### INSTRUCTIONS TO FOLLOW
Copy every line that contains the string "name" from the entries below.
════════════════════
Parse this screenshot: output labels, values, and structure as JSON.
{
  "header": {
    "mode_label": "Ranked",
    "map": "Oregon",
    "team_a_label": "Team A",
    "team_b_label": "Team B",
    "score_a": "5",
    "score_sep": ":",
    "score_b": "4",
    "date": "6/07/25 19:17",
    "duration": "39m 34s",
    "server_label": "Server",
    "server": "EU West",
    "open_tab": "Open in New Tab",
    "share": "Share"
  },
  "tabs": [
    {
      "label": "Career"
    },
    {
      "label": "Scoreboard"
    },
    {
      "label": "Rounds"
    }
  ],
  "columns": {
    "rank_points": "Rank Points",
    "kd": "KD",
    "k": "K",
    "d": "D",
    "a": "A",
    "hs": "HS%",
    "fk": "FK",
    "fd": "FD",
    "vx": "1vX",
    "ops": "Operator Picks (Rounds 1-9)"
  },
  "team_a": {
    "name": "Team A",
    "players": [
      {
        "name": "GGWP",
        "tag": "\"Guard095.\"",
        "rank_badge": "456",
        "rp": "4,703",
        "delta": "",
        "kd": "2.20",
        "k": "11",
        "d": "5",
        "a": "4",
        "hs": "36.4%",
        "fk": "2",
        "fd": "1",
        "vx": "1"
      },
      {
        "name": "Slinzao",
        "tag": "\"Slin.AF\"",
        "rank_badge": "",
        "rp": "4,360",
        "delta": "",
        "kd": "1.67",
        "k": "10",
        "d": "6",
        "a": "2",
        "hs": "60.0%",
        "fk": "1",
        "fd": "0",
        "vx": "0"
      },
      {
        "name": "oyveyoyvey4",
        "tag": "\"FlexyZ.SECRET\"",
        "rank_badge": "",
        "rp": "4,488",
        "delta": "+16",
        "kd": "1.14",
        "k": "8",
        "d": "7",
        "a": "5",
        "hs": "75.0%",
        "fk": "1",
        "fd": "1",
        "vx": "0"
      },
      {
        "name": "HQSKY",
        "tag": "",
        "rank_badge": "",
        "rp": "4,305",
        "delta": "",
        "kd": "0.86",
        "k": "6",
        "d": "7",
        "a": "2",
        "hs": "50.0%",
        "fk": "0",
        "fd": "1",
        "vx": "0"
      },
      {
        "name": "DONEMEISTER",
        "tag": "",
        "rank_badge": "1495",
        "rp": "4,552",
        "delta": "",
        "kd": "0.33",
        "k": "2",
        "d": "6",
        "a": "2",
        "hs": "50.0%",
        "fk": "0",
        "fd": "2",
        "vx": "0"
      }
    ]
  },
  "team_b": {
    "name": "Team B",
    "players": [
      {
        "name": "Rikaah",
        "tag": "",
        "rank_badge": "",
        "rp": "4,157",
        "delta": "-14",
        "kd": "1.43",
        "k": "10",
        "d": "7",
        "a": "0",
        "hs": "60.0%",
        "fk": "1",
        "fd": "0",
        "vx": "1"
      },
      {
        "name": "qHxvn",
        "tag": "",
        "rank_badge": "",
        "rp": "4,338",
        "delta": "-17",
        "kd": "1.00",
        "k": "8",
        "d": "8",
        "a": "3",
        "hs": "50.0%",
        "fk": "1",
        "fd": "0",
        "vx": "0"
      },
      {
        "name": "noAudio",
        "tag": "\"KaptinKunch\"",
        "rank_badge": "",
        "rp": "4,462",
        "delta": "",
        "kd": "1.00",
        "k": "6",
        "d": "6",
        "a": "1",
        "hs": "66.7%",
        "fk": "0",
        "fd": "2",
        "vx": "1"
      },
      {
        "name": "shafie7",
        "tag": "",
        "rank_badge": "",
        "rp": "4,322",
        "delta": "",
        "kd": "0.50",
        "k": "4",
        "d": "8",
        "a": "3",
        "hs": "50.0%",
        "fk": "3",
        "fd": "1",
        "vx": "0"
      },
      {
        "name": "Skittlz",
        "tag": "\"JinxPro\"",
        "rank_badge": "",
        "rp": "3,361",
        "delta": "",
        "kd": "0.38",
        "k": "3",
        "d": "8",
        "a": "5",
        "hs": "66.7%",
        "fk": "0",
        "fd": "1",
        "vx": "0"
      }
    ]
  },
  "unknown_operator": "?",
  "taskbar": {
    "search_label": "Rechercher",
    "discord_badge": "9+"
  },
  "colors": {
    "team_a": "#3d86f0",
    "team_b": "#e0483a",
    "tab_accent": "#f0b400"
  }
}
════════════════════
### RESULT OF THE TASK
    "name": "Team A",
        "name": "GGWP",
        "name": "Slinzao",
        "name": "oyveyoyvey4",
        "name": "HQSKY",
        "name": "DONEMEISTER",
    "name": "Team B",
        "name": "Rikaah",
        "name": "qHxvn",
        "name": "noAudio",
        "name": "shafie7",
        "name": "Skittlz",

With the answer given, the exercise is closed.